* [Written instruction]
Find every line with the word "территории". Copy those lines.

** START OF Supplied entries **

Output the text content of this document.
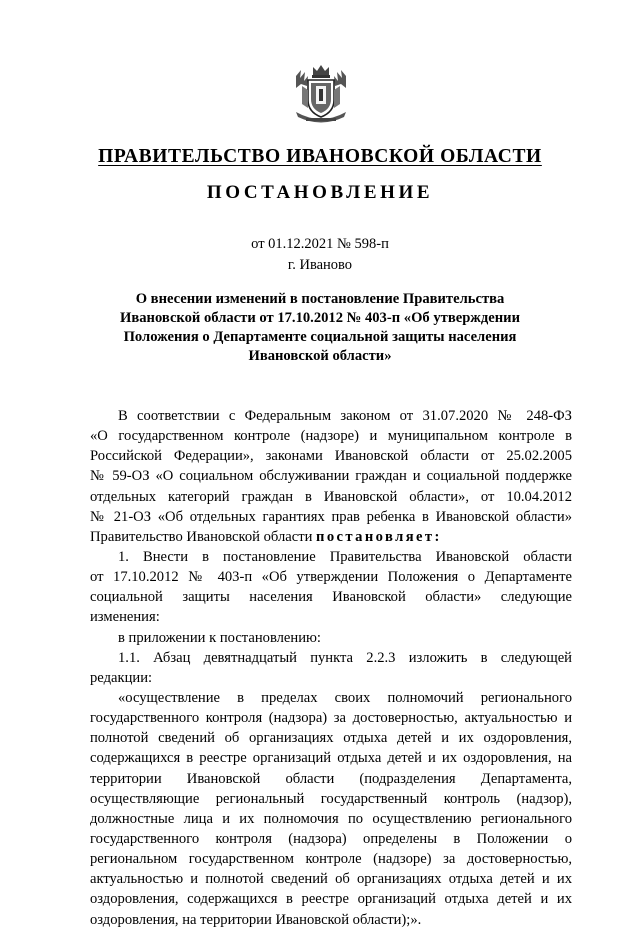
ПРАВИТЕЛЬСТВО ИВАНОВСКОЙ ОБЛАСТИ
ПОСТАНОВЛЕНИЕ
от 01.12.2021 № 598-п
г. Иваново
О внесении изменений в постановление Правительства
Ивановской области от 17.10.2012 № 403-п «Об утверждении
Положения о Департаменте социальной защиты населения
Ивановской области»
В соответствии с Федеральным законом от 31.07.2020 № 248-ФЗ
«О государственном контроле (надзоре) и муниципальном контроле в
Российской Федерации», законами Ивановской области от 25.02.2005
№ 59-ОЗ «О социальном обслуживании граждан и социальной поддержке
отдельных категорий граждан в Ивановской области», от 10.04.2012
№ 21-ОЗ «Об отдельных гарантиях прав ребенка в Ивановской области»
Правительство Ивановской области постановляет:
1. Внести в постановление Правительства Ивановской области
от 17.10.2012 № 403-п «Об утверждении Положения о Департаменте
социальной защиты населения Ивановской области» следующие
изменения:
в приложении к постановлению:
1.1. Абзац девятнадцатый пункта 2.2.3 изложить в следующей
редакции:
«осуществление в пределах своих полномочий регионального
государственного контроля (надзора) за достоверностью, актуальностью и
полнотой сведений об организациях отдыха детей и их оздоровления,
содержащихся в реестре организаций отдыха детей и их оздоровления, на
территории Ивановской области (подразделения Департамента,
осуществляющие региональный государственный контроль (надзор),
должностные лица и их полномочия по осуществлению регионального
государственного контроля (надзора) определены в Положении о
региональном государственном контроле (надзоре) за достоверностью,
актуальностью и полнотой сведений об организациях отдыха детей и их
оздоровления, содержащихся в реестре организаций отдыха детей и их
оздоровления, на территории Ивановской области);».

** END OF Supplied entries **

* [Result]
территории Ивановской области (подразделения Департамента,
оздоровления, на территории Ивановской области);».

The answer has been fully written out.